(Collected data)
────────────────

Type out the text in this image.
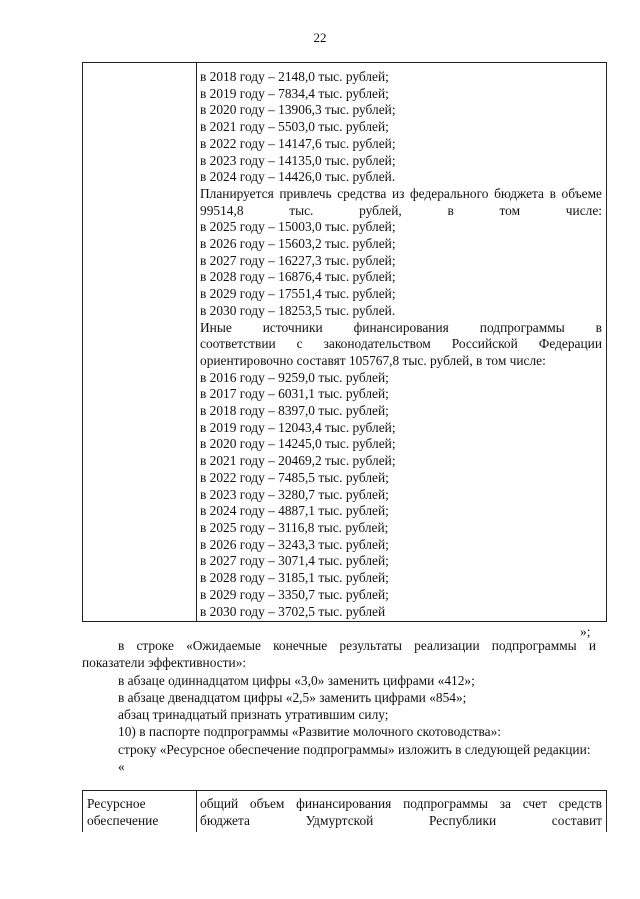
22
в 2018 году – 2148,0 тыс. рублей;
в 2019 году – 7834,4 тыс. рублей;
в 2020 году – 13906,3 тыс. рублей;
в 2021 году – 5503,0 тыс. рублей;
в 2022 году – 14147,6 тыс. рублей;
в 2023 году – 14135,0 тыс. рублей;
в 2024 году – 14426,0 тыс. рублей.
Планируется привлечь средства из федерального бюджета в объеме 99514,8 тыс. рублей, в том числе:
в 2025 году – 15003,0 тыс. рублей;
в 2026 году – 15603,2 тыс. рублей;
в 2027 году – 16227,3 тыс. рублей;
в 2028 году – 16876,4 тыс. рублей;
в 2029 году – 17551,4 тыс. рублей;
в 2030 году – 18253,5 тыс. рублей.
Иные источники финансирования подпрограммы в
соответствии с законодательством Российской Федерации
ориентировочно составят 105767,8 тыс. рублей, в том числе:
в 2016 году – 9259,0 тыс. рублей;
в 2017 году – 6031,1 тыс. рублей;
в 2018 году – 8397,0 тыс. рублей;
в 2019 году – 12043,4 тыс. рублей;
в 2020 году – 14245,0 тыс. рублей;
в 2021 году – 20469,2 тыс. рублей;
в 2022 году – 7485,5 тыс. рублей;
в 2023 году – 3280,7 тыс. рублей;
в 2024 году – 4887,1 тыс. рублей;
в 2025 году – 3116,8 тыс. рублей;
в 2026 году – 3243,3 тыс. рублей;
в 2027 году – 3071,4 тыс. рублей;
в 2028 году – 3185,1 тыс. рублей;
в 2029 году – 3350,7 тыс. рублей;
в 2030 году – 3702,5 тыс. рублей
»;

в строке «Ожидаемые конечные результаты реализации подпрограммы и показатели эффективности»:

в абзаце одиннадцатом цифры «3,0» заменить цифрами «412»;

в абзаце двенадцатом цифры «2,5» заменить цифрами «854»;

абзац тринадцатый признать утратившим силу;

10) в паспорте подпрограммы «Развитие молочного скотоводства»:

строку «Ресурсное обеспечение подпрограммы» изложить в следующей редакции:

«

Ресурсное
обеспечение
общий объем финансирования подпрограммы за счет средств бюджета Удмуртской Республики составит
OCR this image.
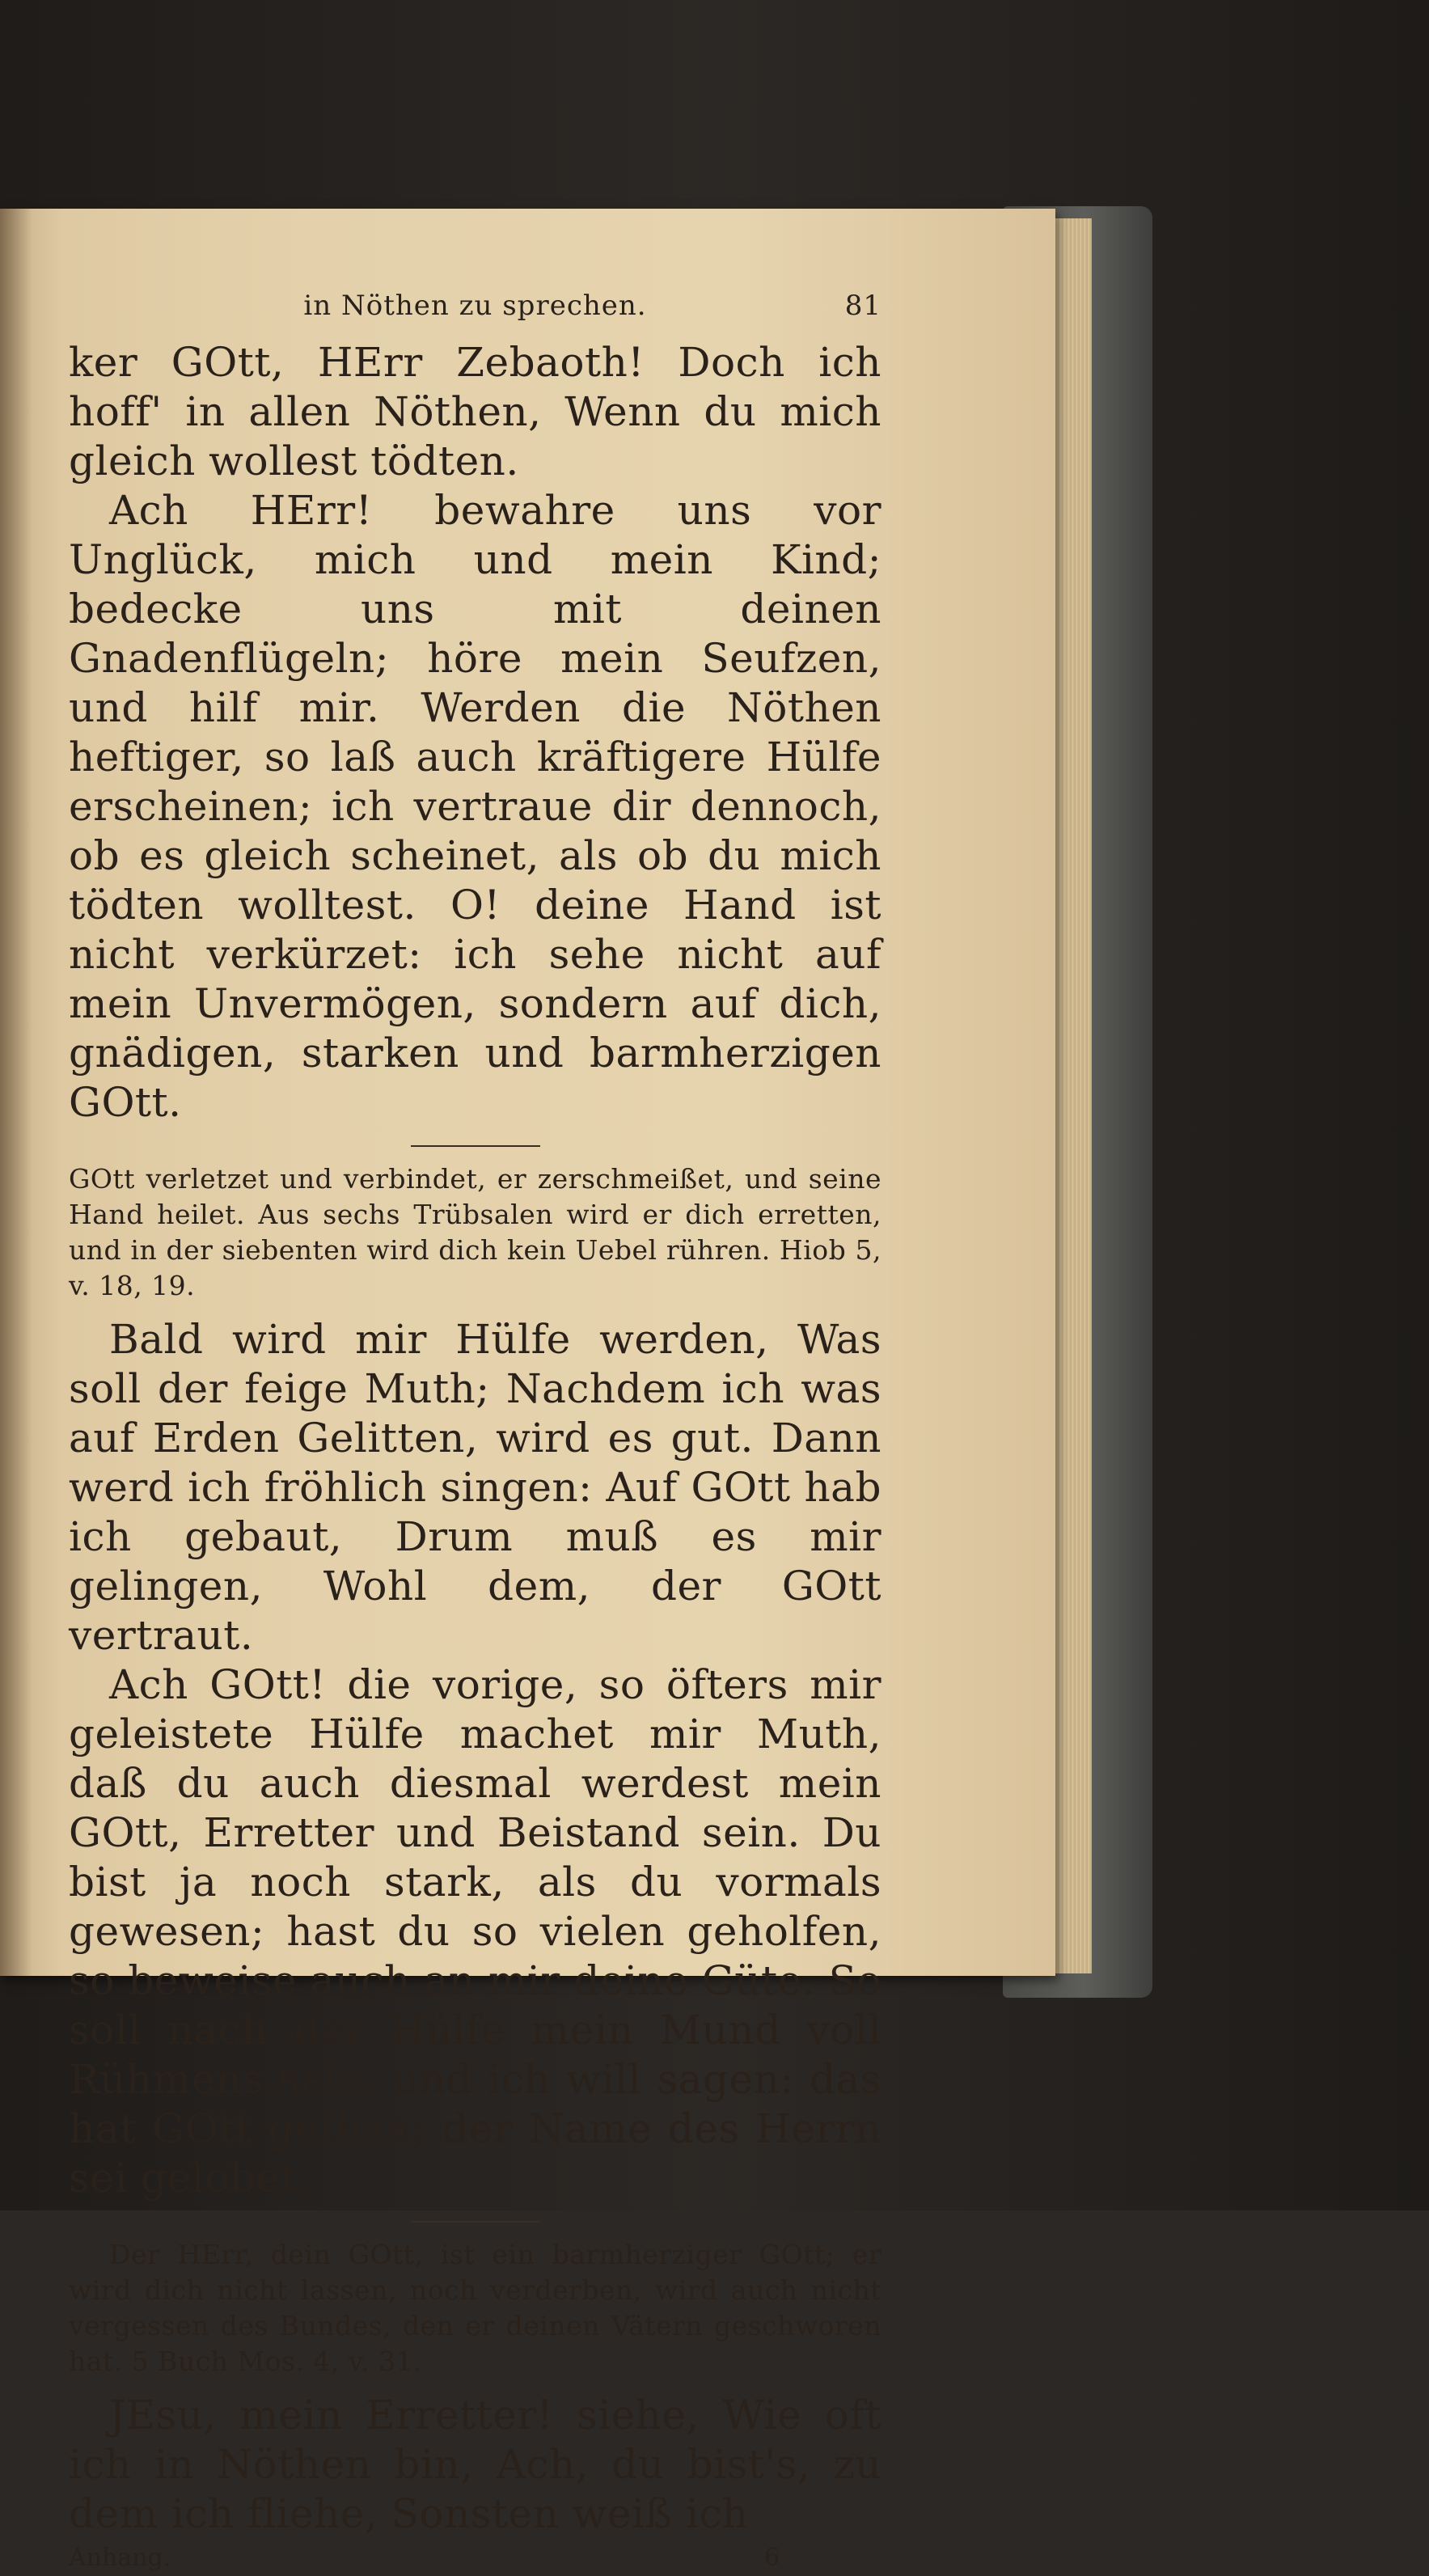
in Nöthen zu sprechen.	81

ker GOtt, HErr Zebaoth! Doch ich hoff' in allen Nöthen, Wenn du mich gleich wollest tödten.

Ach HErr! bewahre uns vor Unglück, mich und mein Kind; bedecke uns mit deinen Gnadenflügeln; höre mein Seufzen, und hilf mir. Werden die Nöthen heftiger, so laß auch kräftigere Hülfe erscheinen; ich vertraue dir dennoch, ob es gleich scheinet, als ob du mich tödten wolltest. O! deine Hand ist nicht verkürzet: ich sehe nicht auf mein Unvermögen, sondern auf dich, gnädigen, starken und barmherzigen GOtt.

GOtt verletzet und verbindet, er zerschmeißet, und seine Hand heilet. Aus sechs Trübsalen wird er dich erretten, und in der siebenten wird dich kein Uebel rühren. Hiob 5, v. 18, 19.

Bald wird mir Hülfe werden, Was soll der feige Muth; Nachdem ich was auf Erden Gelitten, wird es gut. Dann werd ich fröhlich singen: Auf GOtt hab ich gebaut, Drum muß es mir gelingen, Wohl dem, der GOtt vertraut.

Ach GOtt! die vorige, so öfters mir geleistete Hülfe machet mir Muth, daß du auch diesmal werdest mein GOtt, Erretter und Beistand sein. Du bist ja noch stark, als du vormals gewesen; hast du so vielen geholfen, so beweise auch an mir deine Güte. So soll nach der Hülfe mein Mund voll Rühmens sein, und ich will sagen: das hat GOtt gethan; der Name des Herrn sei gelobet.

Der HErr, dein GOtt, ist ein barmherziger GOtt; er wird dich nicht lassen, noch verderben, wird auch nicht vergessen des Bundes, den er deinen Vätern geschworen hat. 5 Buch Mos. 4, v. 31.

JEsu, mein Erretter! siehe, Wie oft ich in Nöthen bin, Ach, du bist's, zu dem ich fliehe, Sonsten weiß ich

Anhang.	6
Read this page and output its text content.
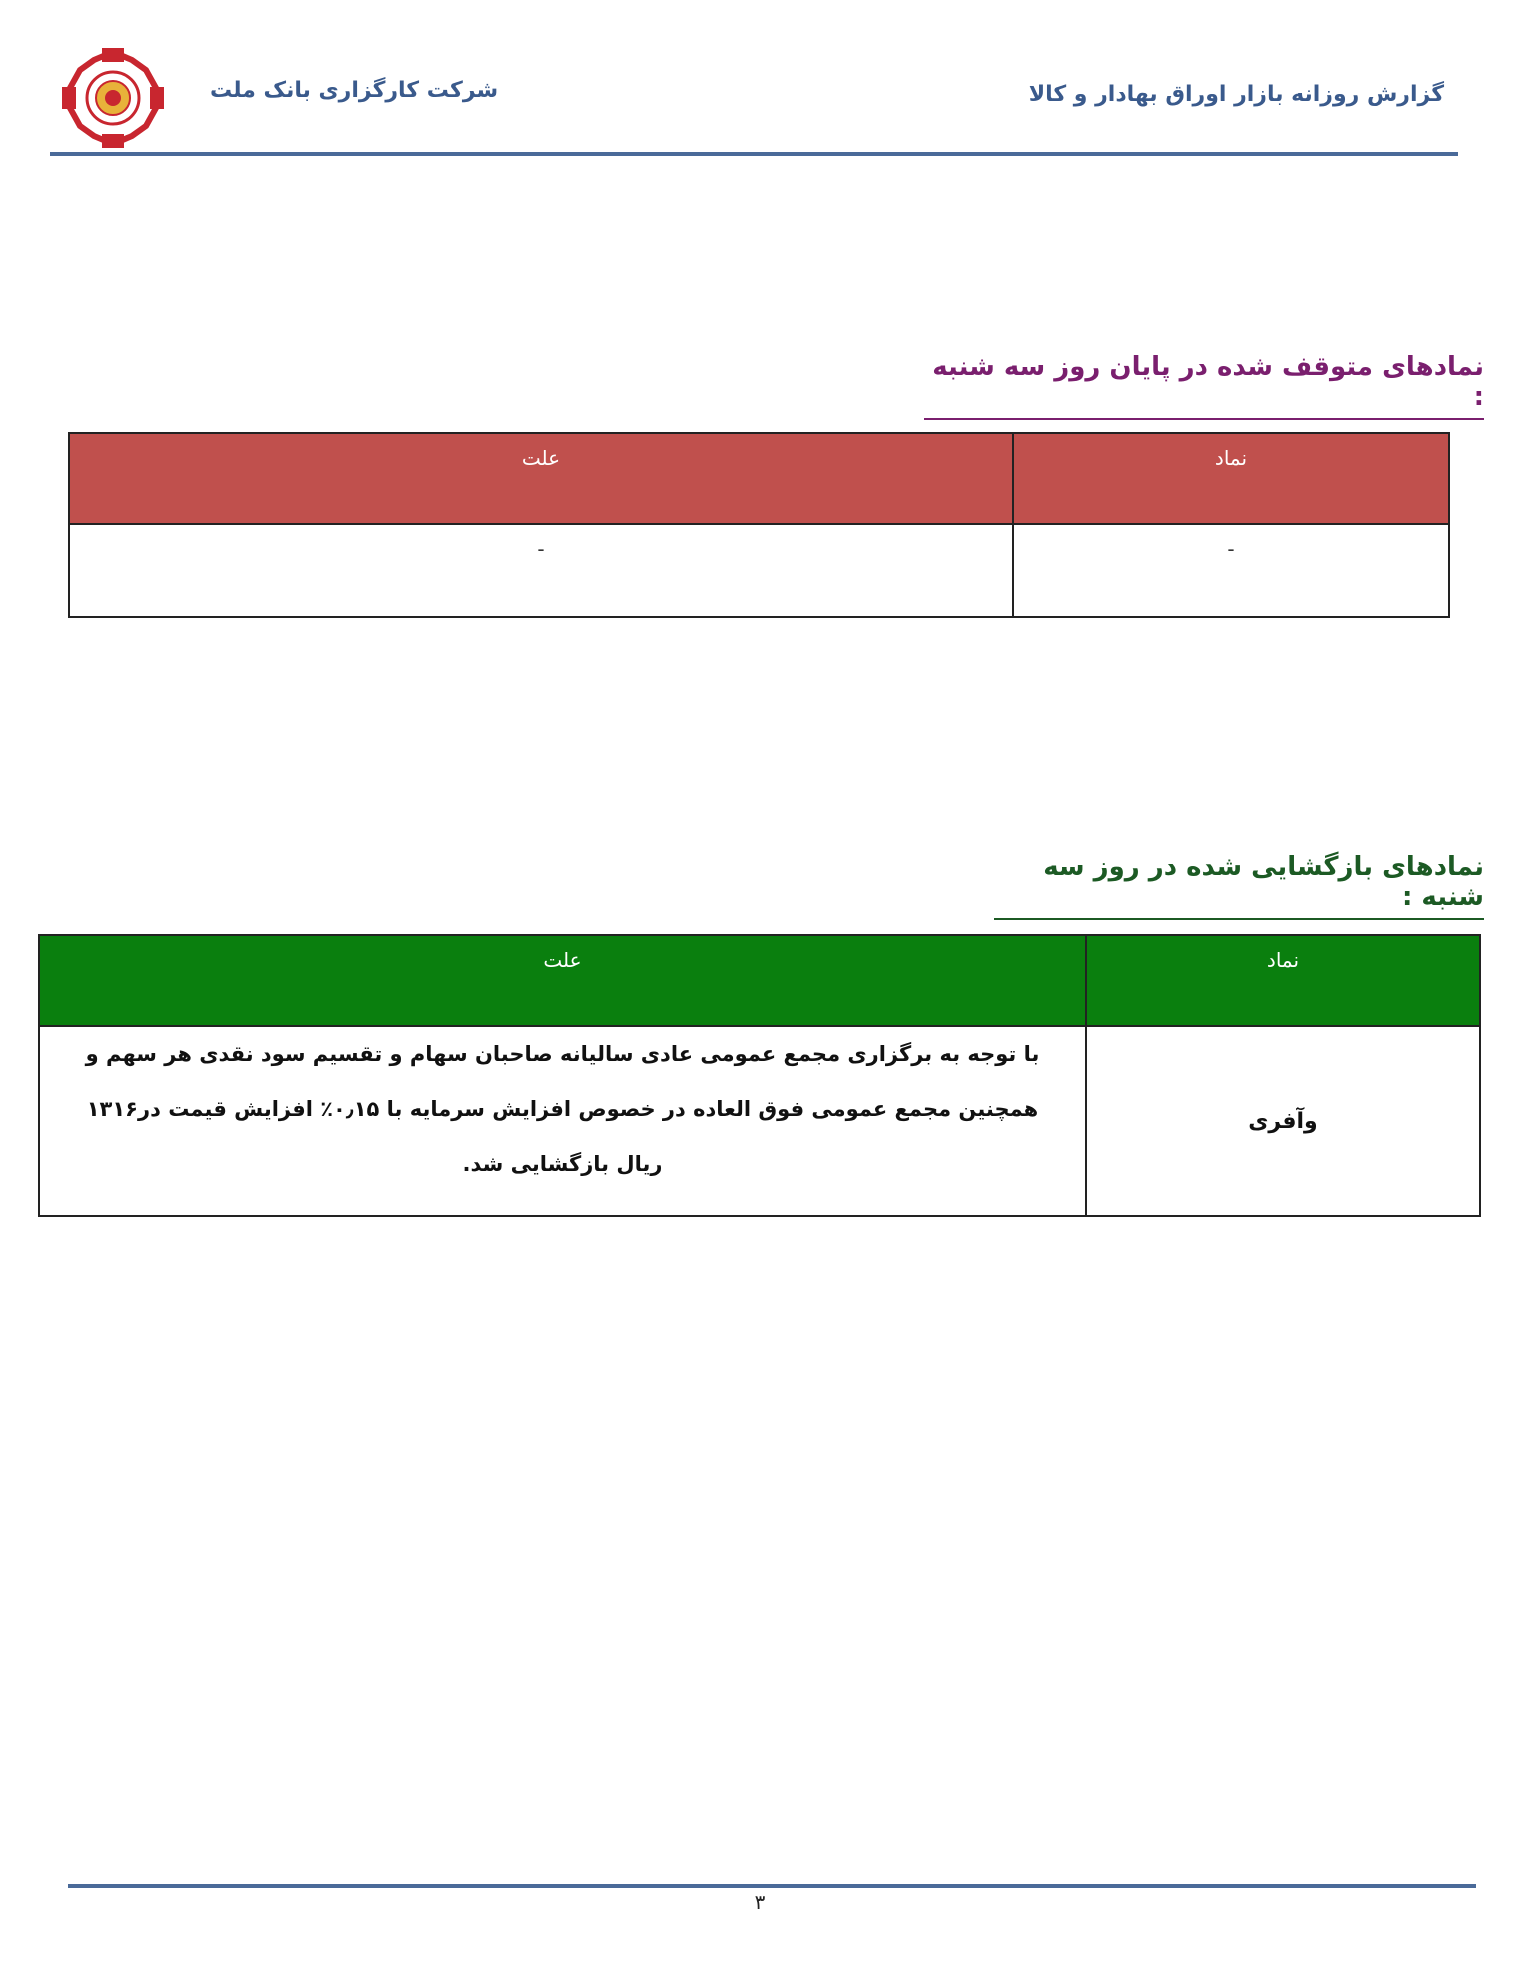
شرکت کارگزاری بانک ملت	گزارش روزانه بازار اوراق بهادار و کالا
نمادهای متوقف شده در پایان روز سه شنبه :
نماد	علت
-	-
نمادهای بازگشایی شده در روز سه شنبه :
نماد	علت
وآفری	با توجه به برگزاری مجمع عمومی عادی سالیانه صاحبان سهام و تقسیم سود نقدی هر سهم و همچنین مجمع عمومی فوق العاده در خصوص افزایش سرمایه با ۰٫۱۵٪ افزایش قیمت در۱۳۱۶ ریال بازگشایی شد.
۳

────────────────

• **Goal**
Return solely the number of lines in the data that include the word "شنبه".

• **Worked answer**
2